---------- EXERCISE MATERIAL ----------

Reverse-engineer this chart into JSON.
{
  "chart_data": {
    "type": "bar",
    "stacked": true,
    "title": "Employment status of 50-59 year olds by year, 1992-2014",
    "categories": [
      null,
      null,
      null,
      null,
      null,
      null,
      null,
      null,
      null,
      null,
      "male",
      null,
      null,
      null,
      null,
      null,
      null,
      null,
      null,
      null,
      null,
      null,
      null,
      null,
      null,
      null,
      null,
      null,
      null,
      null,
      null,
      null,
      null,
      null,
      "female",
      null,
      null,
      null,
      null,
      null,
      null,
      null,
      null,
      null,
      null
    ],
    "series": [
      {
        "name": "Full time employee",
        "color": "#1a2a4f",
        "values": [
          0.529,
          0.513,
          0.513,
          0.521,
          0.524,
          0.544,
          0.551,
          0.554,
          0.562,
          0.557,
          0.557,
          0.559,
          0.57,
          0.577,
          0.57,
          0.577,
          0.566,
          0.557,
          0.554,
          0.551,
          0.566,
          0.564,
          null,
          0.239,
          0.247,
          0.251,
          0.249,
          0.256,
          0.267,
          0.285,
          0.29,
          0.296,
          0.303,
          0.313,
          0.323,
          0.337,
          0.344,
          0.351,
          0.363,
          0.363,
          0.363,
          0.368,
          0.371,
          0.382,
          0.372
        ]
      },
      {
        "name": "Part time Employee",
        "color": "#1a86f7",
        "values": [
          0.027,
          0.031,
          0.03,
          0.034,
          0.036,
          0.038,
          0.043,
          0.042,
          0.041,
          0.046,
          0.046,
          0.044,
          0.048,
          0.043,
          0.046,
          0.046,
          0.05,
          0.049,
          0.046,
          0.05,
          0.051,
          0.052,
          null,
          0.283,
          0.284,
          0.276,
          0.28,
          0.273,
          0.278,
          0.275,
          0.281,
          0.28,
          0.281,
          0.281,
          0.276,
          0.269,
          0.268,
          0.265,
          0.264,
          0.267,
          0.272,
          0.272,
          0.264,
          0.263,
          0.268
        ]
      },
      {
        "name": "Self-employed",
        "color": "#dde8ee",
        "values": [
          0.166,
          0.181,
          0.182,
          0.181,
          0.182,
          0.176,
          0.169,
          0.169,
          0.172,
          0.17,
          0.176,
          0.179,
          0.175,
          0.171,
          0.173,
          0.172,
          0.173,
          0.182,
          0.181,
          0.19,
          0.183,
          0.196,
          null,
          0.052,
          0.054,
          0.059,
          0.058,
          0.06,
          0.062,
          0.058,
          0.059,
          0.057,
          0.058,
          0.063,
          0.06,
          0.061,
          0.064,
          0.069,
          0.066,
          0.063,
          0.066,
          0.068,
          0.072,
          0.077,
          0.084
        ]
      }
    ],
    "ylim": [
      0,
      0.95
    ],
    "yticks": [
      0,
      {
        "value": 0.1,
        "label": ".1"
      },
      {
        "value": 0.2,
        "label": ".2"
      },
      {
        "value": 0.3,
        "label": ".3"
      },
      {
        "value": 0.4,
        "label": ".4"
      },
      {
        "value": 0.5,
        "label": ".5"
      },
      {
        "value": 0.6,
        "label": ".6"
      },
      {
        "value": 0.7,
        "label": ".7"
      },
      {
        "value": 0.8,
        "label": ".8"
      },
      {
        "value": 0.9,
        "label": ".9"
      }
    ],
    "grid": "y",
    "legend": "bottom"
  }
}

----------

BRIEF: Generate an exact reproduction of all entries.

ANSWER TO THE EXERCISE:
Reverse-engineer this chart into JSON.
{
  "chart_data": {
    "type": "bar",
    "stacked": true,
    "title": "Employment status of 50-59 year olds by year, 1992-2014",
    "categories": [
      null,
      null,
      null,
      null,
      null,
      null,
      null,
      null,
      null,
      null,
      "male",
      null,
      null,
      null,
      null,
      null,
      null,
      null,
      null,
      null,
      null,
      null,
      null,
      null,
      null,
      null,
      null,
      null,
      null,
      null,
      null,
      null,
      null,
      null,
      "female",
      null,
      null,
      null,
      null,
      null,
      null,
      null,
      null,
      null,
      null
    ],
    "series": [
      {
        "name": "Full time employee",
        "color": "#1a2a4f",
        "values": [
          0.529,
          0.513,
          0.513,
          0.521,
          0.524,
          0.544,
          0.551,
          0.554,
          0.562,
          0.557,
          0.557,
          0.559,
          0.57,
          0.577,
          0.57,
          0.577,
          0.566,
          0.557,
          0.554,
          0.551,
          0.566,
          0.564,
          null,
          0.239,
          0.247,
          0.251,
          0.249,
          0.256,
          0.267,
          0.285,
          0.29,
          0.296,
          0.303,
          0.313,
          0.323,
          0.337,
          0.344,
          0.351,
          0.363,
          0.363,
          0.363,
          0.368,
          0.371,
          0.382,
          0.372
        ]
      },
      {
        "name": "Part time Employee",
        "color": "#1a86f7",
        "values": [
          0.027,
          0.031,
          0.03,
          0.034,
          0.036,
          0.038,
          0.043,
          0.042,
          0.041,
          0.046,
          0.046,
          0.044,
          0.048,
          0.043,
          0.046,
          0.046,
          0.05,
          0.049,
          0.046,
          0.05,
          0.051,
          0.052,
          null,
          0.283,
          0.284,
          0.276,
          0.28,
          0.273,
          0.278,
          0.275,
          0.281,
          0.28,
          0.281,
          0.281,
          0.276,
          0.269,
          0.268,
          0.265,
          0.264,
          0.267,
          0.272,
          0.272,
          0.264,
          0.263,
          0.268
        ]
      },
      {
        "name": "Self-employed",
        "color": "#dde8ee",
        "values": [
          0.166,
          0.181,
          0.182,
          0.181,
          0.182,
          0.176,
          0.169,
          0.169,
          0.172,
          0.17,
          0.176,
          0.179,
          0.175,
          0.171,
          0.173,
          0.172,
          0.173,
          0.182,
          0.181,
          0.19,
          0.183,
          0.196,
          null,
          0.052,
          0.054,
          0.059,
          0.058,
          0.06,
          0.062,
          0.058,
          0.059,
          0.057,
          0.058,
          0.063,
          0.06,
          0.061,
          0.064,
          0.069,
          0.066,
          0.063,
          0.066,
          0.068,
          0.072,
          0.077,
          0.084
        ]
      }
    ],
    "ylim": [
      0,
      0.95
    ],
    "yticks": [
      0,
      {
        "value": 0.1,
        "label": ".1"
      },
      {
        "value": 0.2,
        "label": ".2"
      },
      {
        "value": 0.3,
        "label": ".3"
      },
      {
        "value": 0.4,
        "label": ".4"
      },
      {
        "value": 0.5,
        "label": ".5"
      },
      {
        "value": 0.6,
        "label": ".6"
      },
      {
        "value": 0.7,
        "label": ".7"
      },
      {
        "value": 0.8,
        "label": ".8"
      },
      {
        "value": 0.9,
        "label": ".9"
      }
    ],
    "grid": "y",
    "legend": "bottom"
  }
}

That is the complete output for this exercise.